» WHAT NEEDS TO BE DONE
Output each entry below as it stands, leaving out every picture.

» GIVEN ENTRIES
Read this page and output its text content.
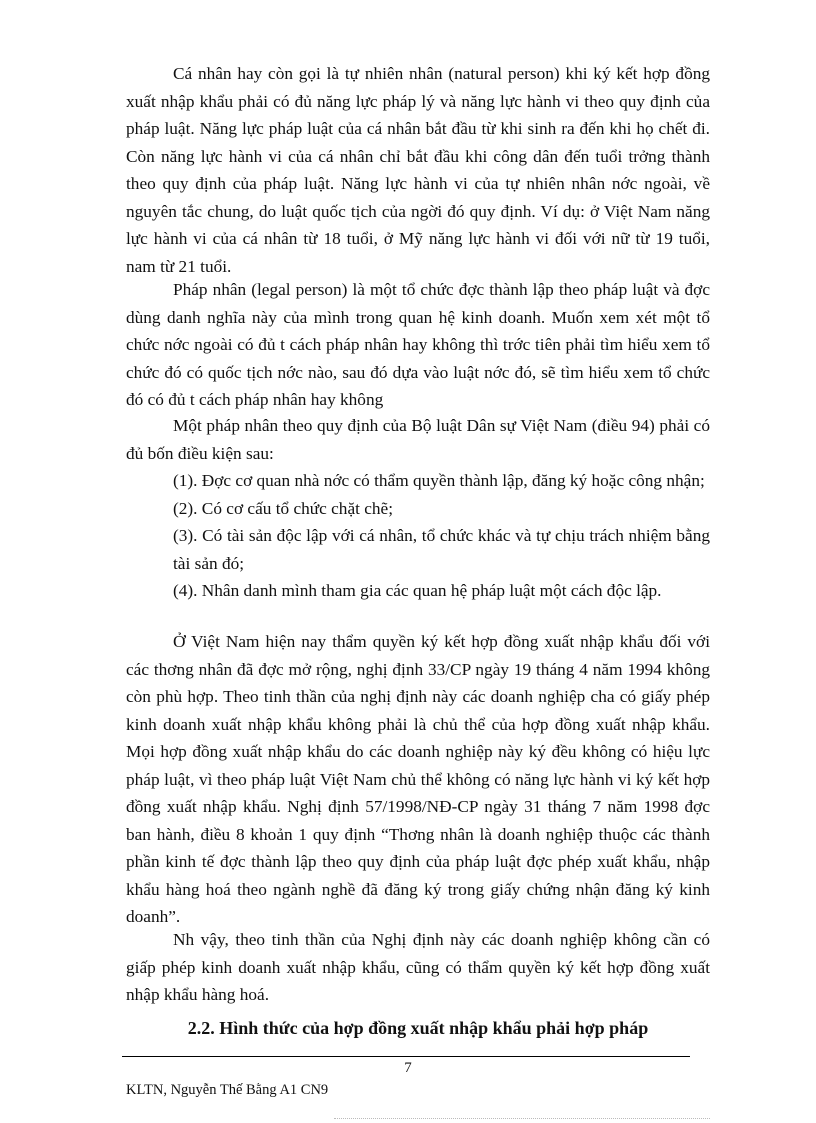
Cá nhân hay còn gọi là tự nhiên nhân (natural person) khi ký kết hợp đồng xuất nhập khẩu phải có đủ năng lực pháp lý và năng lực hành vi theo quy định của pháp luật. Năng lực pháp luật của cá nhân bắt đầu từ khi sinh ra đến khi họ chết đi. Còn năng lực hành vi của cá nhân chỉ bắt đầu khi công dân đến tuổi trởng thành theo quy định của pháp luật. Năng lực hành vi của tự nhiên nhân nớc ngoài, về nguyên tắc chung, do luật quốc tịch của ngời đó quy định. Ví dụ: ở Việt Nam năng lực hành vi của cá nhân từ 18 tuổi, ở Mỹ năng lực hành vi đối với nữ từ 19 tuổi, nam từ 21 tuổi.

Pháp nhân (legal person) là một tổ chức đợc thành lập theo pháp luật và đợc dùng danh nghĩa này của mình trong quan hệ kinh doanh. Muốn xem xét một tổ chức nớc ngoài có đủ t cách pháp nhân hay không thì trớc tiên phải tìm hiểu xem tổ chức đó có quốc tịch nớc nào, sau đó dựa vào luật nớc đó, sẽ tìm hiểu xem tổ chức đó có đủ t cách pháp nhân hay không

Một pháp nhân theo quy định của Bộ luật Dân sự Việt Nam (điều 94) phải có đủ bốn điều kiện sau:

(1). Đợc cơ quan nhà nớc có thẩm quyền thành lập, đăng ký hoặc công nhận;

(2). Có cơ cấu tổ chức chặt chẽ;

(3). Có tài sản độc lập với cá nhân, tổ chức khác và tự chịu trách nhiệm bằng tài sản đó;

(4). Nhân danh mình tham gia các quan hệ pháp luật một cách độc lập.

Ở Việt Nam hiện nay thẩm quyền ký kết hợp đồng xuất nhập khẩu đối với các thơng nhân đã đợc mở rộng, nghị định 33/CP ngày 19 tháng 4 năm 1994 không còn phù hợp. Theo tinh thần của nghị định này các doanh nghiệp cha có giấy phép kinh doanh xuất nhập khẩu không phải là chủ thể của hợp đồng xuất nhập khẩu. Mọi hợp đồng xuất nhập khẩu do các doanh nghiệp này ký đều không có hiệu lực pháp luật, vì theo pháp luật Việt Nam chủ thể không có năng lực hành vi ký kết hợp đồng xuất nhập khẩu. Nghị định 57/1998/NĐ-CP ngày 31 tháng 7 năm 1998 đợc ban hành, điều 8 khoản 1 quy định “Thơng nhân là doanh nghiệp thuộc các thành phần kinh tế đợc thành lập theo quy định của pháp luật đợc phép xuất khẩu, nhập khẩu hàng hoá theo ngành nghề đã đăng ký trong giấy chứng nhận đăng ký kinh doanh”.

Nh vậy, theo tinh thần của Nghị định này các doanh nghiệp không cần có giấp phép kinh doanh xuất nhập khẩu, cũng có thẩm quyền ký kết hợp đồng xuất nhập khẩu hàng hoá.

2.2. Hình thức của hợp đồng xuất nhập khẩu phải hợp pháp
7
KLTN, Nguyễn Thế Bằng A1 CN9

» RESPONSE FOR THIS EXERCISE
Read this page and output its text content.
Cá nhân hay còn gọi là tự nhiên nhân (natural person) khi ký kết hợp đồng xuất nhập khẩu phải có đủ năng lực pháp lý và năng lực hành vi theo quy định của pháp luật. Năng lực pháp luật của cá nhân bắt đầu từ khi sinh ra đến khi họ chết đi. Còn năng lực hành vi của cá nhân chỉ bắt đầu khi công dân đến tuổi trởng thành theo quy định của pháp luật. Năng lực hành vi của tự nhiên nhân nớc ngoài, về nguyên tắc chung, do luật quốc tịch của ngời đó quy định. Ví dụ: ở Việt Nam năng lực hành vi của cá nhân từ 18 tuổi, ở Mỹ năng lực hành vi đối với nữ từ 19 tuổi, nam từ 21 tuổi.

Pháp nhân (legal person) là một tổ chức đợc thành lập theo pháp luật và đợc dùng danh nghĩa này của mình trong quan hệ kinh doanh. Muốn xem xét một tổ chức nớc ngoài có đủ t cách pháp nhân hay không thì trớc tiên phải tìm hiểu xem tổ chức đó có quốc tịch nớc nào, sau đó dựa vào luật nớc đó, sẽ tìm hiểu xem tổ chức đó có đủ t cách pháp nhân hay không

Một pháp nhân theo quy định của Bộ luật Dân sự Việt Nam (điều 94) phải có đủ bốn điều kiện sau:

(1). Đợc cơ quan nhà nớc có thẩm quyền thành lập, đăng ký hoặc công nhận;

(2). Có cơ cấu tổ chức chặt chẽ;

(3). Có tài sản độc lập với cá nhân, tổ chức khác và tự chịu trách nhiệm bằng tài sản đó;

(4). Nhân danh mình tham gia các quan hệ pháp luật một cách độc lập.

Ở Việt Nam hiện nay thẩm quyền ký kết hợp đồng xuất nhập khẩu đối với các thơng nhân đã đợc mở rộng, nghị định 33/CP ngày 19 tháng 4 năm 1994 không còn phù hợp. Theo tinh thần của nghị định này các doanh nghiệp cha có giấy phép kinh doanh xuất nhập khẩu không phải là chủ thể của hợp đồng xuất nhập khẩu. Mọi hợp đồng xuất nhập khẩu do các doanh nghiệp này ký đều không có hiệu lực pháp luật, vì theo pháp luật Việt Nam chủ thể không có năng lực hành vi ký kết hợp đồng xuất nhập khẩu. Nghị định 57/1998/NĐ-CP ngày 31 tháng 7 năm 1998 đợc ban hành, điều 8 khoản 1 quy định “Thơng nhân là doanh nghiệp thuộc các thành phần kinh tế đợc thành lập theo quy định của pháp luật đợc phép xuất khẩu, nhập khẩu hàng hoá theo ngành nghề đã đăng ký trong giấy chứng nhận đăng ký kinh doanh”.

Nh vậy, theo tinh thần của Nghị định này các doanh nghiệp không cần có giấp phép kinh doanh xuất nhập khẩu, cũng có thẩm quyền ký kết hợp đồng xuất nhập khẩu hàng hoá.

2.2. Hình thức của hợp đồng xuất nhập khẩu phải hợp pháp
7
KLTN, Nguyễn Thế Bằng A1 CN9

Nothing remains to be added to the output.